[A block of data]
•••••

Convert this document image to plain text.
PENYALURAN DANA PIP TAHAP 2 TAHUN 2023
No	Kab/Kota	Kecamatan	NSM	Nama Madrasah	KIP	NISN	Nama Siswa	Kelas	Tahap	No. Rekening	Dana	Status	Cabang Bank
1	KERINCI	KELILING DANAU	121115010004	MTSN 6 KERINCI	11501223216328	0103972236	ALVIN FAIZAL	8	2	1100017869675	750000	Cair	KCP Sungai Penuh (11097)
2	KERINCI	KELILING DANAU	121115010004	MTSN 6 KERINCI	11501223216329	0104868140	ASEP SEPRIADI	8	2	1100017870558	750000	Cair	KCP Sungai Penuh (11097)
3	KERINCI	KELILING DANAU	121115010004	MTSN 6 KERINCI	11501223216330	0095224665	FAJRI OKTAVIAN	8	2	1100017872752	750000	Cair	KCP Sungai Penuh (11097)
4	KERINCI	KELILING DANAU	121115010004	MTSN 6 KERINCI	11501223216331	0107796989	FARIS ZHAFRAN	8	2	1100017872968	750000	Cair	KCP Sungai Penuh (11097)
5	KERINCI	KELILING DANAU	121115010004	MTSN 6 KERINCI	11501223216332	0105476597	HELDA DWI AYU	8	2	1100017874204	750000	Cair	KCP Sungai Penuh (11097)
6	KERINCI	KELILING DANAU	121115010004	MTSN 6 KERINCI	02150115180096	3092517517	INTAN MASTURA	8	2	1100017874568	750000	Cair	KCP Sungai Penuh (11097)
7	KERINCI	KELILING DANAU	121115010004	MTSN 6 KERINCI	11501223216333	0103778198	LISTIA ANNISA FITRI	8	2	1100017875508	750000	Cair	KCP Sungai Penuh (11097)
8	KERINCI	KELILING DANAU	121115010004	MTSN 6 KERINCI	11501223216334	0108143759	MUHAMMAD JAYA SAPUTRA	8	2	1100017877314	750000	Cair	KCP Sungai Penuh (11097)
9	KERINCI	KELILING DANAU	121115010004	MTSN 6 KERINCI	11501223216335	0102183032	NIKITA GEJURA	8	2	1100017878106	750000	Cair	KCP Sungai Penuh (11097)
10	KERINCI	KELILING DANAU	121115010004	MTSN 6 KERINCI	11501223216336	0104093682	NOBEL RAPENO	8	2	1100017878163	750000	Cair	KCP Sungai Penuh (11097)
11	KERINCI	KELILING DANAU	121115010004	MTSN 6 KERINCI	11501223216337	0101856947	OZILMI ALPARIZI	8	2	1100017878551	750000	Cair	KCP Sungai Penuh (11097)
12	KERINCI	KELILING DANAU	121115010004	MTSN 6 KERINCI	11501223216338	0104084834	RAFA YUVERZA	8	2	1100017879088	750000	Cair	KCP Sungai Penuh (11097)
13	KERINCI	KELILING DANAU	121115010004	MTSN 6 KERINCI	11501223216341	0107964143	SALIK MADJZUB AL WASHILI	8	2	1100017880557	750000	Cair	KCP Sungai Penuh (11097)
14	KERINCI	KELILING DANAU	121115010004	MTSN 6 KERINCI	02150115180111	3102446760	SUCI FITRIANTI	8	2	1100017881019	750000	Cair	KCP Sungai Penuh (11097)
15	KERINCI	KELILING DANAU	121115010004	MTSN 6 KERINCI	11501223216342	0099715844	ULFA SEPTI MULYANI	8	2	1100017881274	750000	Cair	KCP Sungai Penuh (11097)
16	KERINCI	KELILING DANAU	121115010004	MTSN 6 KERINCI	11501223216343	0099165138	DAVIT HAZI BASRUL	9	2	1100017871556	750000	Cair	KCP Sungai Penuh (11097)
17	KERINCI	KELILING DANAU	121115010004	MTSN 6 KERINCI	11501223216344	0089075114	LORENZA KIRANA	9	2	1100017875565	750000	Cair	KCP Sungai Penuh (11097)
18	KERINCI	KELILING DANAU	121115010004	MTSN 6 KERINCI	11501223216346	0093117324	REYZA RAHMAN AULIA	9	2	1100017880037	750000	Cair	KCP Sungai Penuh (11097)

•••••

● Your goal: The records above are to be repeated exactly, in their entirety.

● Result of the exercise:
Convert this document image to plain text.
PENYALURAN DANA PIP TAHAP 2 TAHUN 2023
No	Kab/Kota	Kecamatan	NSM	Nama Madrasah	KIP	NISN	Nama Siswa	Kelas	Tahap	No. Rekening	Dana	Status	Cabang Bank
1	KERINCI	KELILING DANAU	121115010004	MTSN 6 KERINCI	11501223216328	0103972236	ALVIN FAIZAL	8	2	1100017869675	750000	Cair	KCP Sungai Penuh (11097)
2	KERINCI	KELILING DANAU	121115010004	MTSN 6 KERINCI	11501223216329	0104868140	ASEP SEPRIADI	8	2	1100017870558	750000	Cair	KCP Sungai Penuh (11097)
3	KERINCI	KELILING DANAU	121115010004	MTSN 6 KERINCI	11501223216330	0095224665	FAJRI OKTAVIAN	8	2	1100017872752	750000	Cair	KCP Sungai Penuh (11097)
4	KERINCI	KELILING DANAU	121115010004	MTSN 6 KERINCI	11501223216331	0107796989	FARIS ZHAFRAN	8	2	1100017872968	750000	Cair	KCP Sungai Penuh (11097)
5	KERINCI	KELILING DANAU	121115010004	MTSN 6 KERINCI	11501223216332	0105476597	HELDA DWI AYU	8	2	1100017874204	750000	Cair	KCP Sungai Penuh (11097)
6	KERINCI	KELILING DANAU	121115010004	MTSN 6 KERINCI	02150115180096	3092517517	INTAN MASTURA	8	2	1100017874568	750000	Cair	KCP Sungai Penuh (11097)
7	KERINCI	KELILING DANAU	121115010004	MTSN 6 KERINCI	11501223216333	0103778198	LISTIA ANNISA FITRI	8	2	1100017875508	750000	Cair	KCP Sungai Penuh (11097)
8	KERINCI	KELILING DANAU	121115010004	MTSN 6 KERINCI	11501223216334	0108143759	MUHAMMAD JAYA SAPUTRA	8	2	1100017877314	750000	Cair	KCP Sungai Penuh (11097)
9	KERINCI	KELILING DANAU	121115010004	MTSN 6 KERINCI	11501223216335	0102183032	NIKITA GEJURA	8	2	1100017878106	750000	Cair	KCP Sungai Penuh (11097)
10	KERINCI	KELILING DANAU	121115010004	MTSN 6 KERINCI	11501223216336	0104093682	NOBEL RAPENO	8	2	1100017878163	750000	Cair	KCP Sungai Penuh (11097)
11	KERINCI	KELILING DANAU	121115010004	MTSN 6 KERINCI	11501223216337	0101856947	OZILMI ALPARIZI	8	2	1100017878551	750000	Cair	KCP Sungai Penuh (11097)
12	KERINCI	KELILING DANAU	121115010004	MTSN 6 KERINCI	11501223216338	0104084834	RAFA YUVERZA	8	2	1100017879088	750000	Cair	KCP Sungai Penuh (11097)
13	KERINCI	KELILING DANAU	121115010004	MTSN 6 KERINCI	11501223216341	0107964143	SALIK MADJZUB AL WASHILI	8	2	1100017880557	750000	Cair	KCP Sungai Penuh (11097)
14	KERINCI	KELILING DANAU	121115010004	MTSN 6 KERINCI	02150115180111	3102446760	SUCI FITRIANTI	8	2	1100017881019	750000	Cair	KCP Sungai Penuh (11097)
15	KERINCI	KELILING DANAU	121115010004	MTSN 6 KERINCI	11501223216342	0099715844	ULFA SEPTI MULYANI	8	2	1100017881274	750000	Cair	KCP Sungai Penuh (11097)
16	KERINCI	KELILING DANAU	121115010004	MTSN 6 KERINCI	11501223216343	0099165138	DAVIT HAZI BASRUL	9	2	1100017871556	750000	Cair	KCP Sungai Penuh (11097)
17	KERINCI	KELILING DANAU	121115010004	MTSN 6 KERINCI	11501223216344	0089075114	LORENZA KIRANA	9	2	1100017875565	750000	Cair	KCP Sungai Penuh (11097)
18	KERINCI	KELILING DANAU	121115010004	MTSN 6 KERINCI	11501223216346	0093117324	REYZA RAHMAN AULIA	9	2	1100017880037	750000	Cair	KCP Sungai Penuh (11097)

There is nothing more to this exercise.